Exercise task -> Copy every line of the data in which the word "from" occurs.

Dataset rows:
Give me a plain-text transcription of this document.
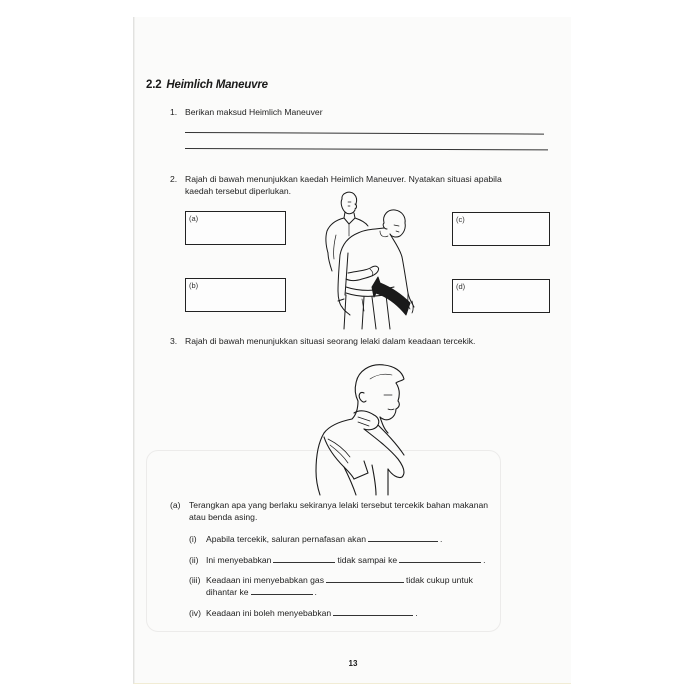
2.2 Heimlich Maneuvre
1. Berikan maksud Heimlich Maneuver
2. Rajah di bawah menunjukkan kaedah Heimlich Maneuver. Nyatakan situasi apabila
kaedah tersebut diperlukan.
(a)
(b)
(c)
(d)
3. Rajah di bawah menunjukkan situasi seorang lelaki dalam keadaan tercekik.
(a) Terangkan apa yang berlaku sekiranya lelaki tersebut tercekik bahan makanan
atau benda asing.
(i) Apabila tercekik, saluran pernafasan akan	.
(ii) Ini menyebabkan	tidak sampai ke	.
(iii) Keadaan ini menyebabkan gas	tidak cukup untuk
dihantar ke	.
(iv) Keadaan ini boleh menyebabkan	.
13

...

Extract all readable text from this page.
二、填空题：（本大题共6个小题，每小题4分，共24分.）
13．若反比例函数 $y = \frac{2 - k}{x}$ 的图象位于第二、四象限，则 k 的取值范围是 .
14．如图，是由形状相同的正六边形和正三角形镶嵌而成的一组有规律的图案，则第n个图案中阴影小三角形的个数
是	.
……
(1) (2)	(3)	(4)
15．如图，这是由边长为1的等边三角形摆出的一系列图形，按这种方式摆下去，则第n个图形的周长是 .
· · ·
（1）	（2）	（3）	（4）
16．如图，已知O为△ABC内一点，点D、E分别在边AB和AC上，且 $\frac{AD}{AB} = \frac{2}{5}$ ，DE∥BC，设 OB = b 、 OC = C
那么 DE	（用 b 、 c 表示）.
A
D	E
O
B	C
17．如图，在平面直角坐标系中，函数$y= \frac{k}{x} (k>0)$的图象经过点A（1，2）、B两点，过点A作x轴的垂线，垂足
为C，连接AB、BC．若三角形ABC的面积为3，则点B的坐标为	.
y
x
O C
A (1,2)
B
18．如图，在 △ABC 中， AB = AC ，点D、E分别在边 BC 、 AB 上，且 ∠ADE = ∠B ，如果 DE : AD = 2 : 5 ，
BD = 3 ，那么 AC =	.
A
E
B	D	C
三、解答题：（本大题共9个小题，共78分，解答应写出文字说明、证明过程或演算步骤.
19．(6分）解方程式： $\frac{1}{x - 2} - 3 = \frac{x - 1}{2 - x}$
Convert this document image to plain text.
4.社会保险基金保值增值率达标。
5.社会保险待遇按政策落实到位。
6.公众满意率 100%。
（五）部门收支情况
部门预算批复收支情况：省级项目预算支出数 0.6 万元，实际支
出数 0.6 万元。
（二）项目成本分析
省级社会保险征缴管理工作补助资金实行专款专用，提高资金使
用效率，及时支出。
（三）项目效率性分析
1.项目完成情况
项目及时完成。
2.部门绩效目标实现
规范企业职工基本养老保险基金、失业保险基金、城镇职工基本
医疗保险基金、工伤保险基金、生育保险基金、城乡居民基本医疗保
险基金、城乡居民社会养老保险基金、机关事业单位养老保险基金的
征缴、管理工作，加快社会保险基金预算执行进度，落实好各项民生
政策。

---

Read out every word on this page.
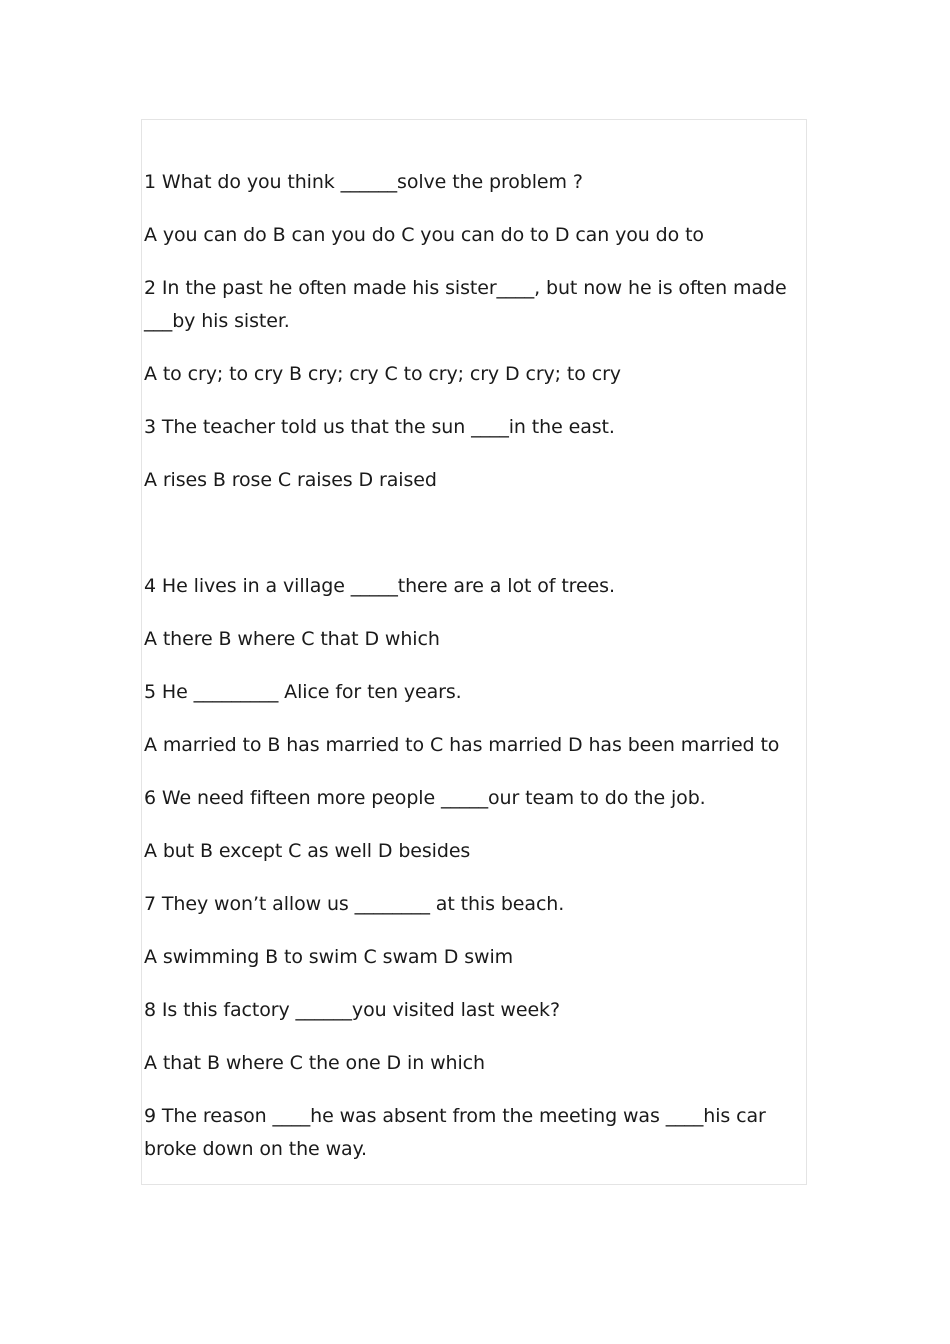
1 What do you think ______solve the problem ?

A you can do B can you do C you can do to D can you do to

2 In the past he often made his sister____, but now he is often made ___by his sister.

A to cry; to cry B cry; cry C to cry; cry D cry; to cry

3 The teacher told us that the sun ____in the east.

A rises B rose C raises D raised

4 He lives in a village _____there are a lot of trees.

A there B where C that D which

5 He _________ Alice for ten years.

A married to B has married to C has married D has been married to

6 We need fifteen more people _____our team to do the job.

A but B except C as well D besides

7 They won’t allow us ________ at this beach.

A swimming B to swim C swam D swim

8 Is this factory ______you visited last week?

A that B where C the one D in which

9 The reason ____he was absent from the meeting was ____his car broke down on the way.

Correct output ->
Extract all readable text from this page.
9 The reason ____he was absent from the meeting was ____his car broke down on the way.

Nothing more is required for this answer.